What were the events leading up to this entry, and what happened subsequently?
The vessel flying the French flag and sailing under the name of "Le Prince Charles Stuart" was in fact the British sloop "Hazard" which had been captured in November 1745 by Angus Jacobites in Montrose Harbour. She had then been sailed with a French crew to Dunkirk where she was renamed.
Le Prince Charles Stuart was a sloop of 270 tonnes with an armament of twelve six-pounders. Her complement would have been some 20 officers and 120 soldiers and sailors,
With Prince Charles Edward Stuart and his Jacobite followers running short of arms, stores and money Le Prince Charles Stuart was sent from Dunkirk by King Louis XV of France in the middle of March 1746. She was to sail under the command of George Talbot, Capitaine de fregate of the French navy, to deliver over £13,000 in english gold coin and louis d'or, and supplies for the Prince in Inverness. Unfortunately soon after leaving Dunkirk she was attacked by two English privateers and driven ashore at Ostend where she was thought to be severely damaged. However her damage could not have been serious for she was repaired and later left Ostend pursued by six or seven English ships from which she managed to escape.

════════════════

OBJECTIVES —
1. For each statement about the account of the sloop Le Prince Charles Stuart, say yes or no and quote the words from the account that decide it. (a) The sloop had been captured in Montrose Harbour. (b) The sloop carried twenty six-pounders. (c) King Louis XV sent the sloop from Dunkirk in the middle of March 1746.
2. Carry on the account of the sloop Le Prince Charles Stuart from the point where it stops.
The material that comes next has no connection to the account of the sloop Le Prince Charles Stuart.

DATA SECTION —
════════════════

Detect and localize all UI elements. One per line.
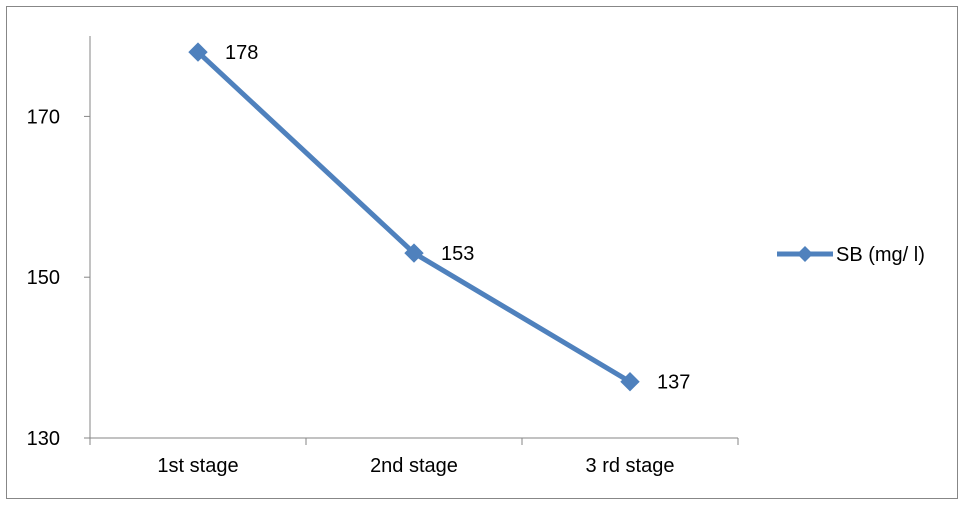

════════════════

WRITTEN RESPONSES —
1.
(a) Yes: "captured in November 1745 by Angus Jacobites in Montrose Harbour"
(b) No: "an armament of twelve six-pounders"
(c) Yes: "sent from Dunkirk by King Louis XV of France in the middle of March 1746"

2.
Since the escape of the Doutelle, the French brig from Nantes which eventually landed Prince Charles at Loch nan Uamh in 1745, a Western Squadron of the English fleet had been stationed, under the command of Admiral Vernon, in the Channel. For this reason Le Prince Charles Stuart sailed northwards but well clear of the English coast. The intention was to sail into the small harbour at Portsoy in Banffshire under cover of darkness, and if the port was still in friendly hands volunteer officers and soldiers of the Irish regiments on board would be landed with the gold coin to be escorted to the Prince in Inverness.
By Monday 24th March Le Prince Charles Stuart was as far north as Aberdeenshire and by evening Captain Talbot altered course to westwards to take her along the Banffshire coast. As darkness was falling he spotted four English ships of Commodore Smith's squadron at anchor off Troup Head. They were the forty gun Eltham, the twenty-four gun Sheerness together with the two sloops Hawk and Hound.
Immediately Captain Talbot swung his ship to starboard to set a northerly course with full speed, and the Sheerness, under the command of Captain Lucius O'Brien, was detached from the squadron to give chase.
The frigate Sheerness had superiority over Le Prince Charles Stuart. She was a vessel of some 450-500 tonnes and armed with 24 guns including 22 nine-pounders. Her complement included some 160 men.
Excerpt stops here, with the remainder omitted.